■ Box coordinate listings
━━━

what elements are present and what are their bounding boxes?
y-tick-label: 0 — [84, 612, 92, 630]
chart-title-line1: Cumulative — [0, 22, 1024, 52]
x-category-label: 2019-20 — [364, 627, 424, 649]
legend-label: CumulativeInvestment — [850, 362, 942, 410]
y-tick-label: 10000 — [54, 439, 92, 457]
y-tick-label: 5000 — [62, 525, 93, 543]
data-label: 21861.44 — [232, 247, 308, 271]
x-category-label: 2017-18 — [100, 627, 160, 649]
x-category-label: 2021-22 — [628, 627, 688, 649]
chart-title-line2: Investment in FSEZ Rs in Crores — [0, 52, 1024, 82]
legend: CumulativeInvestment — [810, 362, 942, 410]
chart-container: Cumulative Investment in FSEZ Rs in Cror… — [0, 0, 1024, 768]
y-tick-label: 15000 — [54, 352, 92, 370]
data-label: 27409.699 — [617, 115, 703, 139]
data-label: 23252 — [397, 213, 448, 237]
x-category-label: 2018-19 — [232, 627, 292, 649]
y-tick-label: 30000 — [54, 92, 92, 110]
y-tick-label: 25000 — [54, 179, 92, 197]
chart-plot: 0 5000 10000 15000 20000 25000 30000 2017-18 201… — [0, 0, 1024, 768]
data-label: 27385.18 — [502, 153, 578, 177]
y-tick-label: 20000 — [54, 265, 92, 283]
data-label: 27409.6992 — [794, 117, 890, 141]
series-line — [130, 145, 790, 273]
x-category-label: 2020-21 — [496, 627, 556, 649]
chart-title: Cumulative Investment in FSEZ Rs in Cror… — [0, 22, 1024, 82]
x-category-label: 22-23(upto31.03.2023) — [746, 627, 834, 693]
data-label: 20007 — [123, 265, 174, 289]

━━━

■ WHAT THE EXERCISE ASKS
Please rewrite the items with every "data-label" changed to "value-label" and everything else left as it is.

■ RESPONSE BELOW
what elements are present and what are their bounding boxes?
y-tick-label: 0 — [84, 612, 92, 630]
chart-title-line1: Cumulative — [0, 22, 1024, 52]
x-category-label: 2019-20 — [364, 627, 424, 649]
legend-label: CumulativeInvestment — [850, 362, 942, 410]
y-tick-label: 10000 — [54, 439, 92, 457]
y-tick-label: 5000 — [62, 525, 93, 543]
value-label: 21861.44 — [232, 247, 308, 271]
x-category-label: 2017-18 — [100, 627, 160, 649]
x-category-label: 2021-22 — [628, 627, 688, 649]
chart-title-line2: Investment in FSEZ Rs in Crores — [0, 52, 1024, 82]
legend: CumulativeInvestment — [810, 362, 942, 410]
chart-container: Cumulative Investment in FSEZ Rs in Cror… — [0, 0, 1024, 768]
y-tick-label: 15000 — [54, 352, 92, 370]
value-label: 27409.699 — [617, 115, 703, 139]
value-label: 23252 — [397, 213, 448, 237]
x-category-label: 2018-19 — [232, 627, 292, 649]
y-tick-label: 30000 — [54, 92, 92, 110]
y-tick-label: 25000 — [54, 179, 92, 197]
chart-plot: 0 5000 10000 15000 20000 25000 30000 2017-18 201… — [0, 0, 1024, 768]
value-label: 27385.18 — [502, 153, 578, 177]
y-tick-label: 20000 — [54, 265, 92, 283]
value-label: 27409.6992 — [794, 117, 890, 141]
series-line — [130, 145, 790, 273]
x-category-label: 2020-21 — [496, 627, 556, 649]
chart-title: Cumulative Investment in FSEZ Rs in Cror… — [0, 22, 1024, 82]
x-category-label: 22-23(upto31.03.2023) — [746, 627, 834, 693]
value-label: 20007 — [123, 265, 174, 289]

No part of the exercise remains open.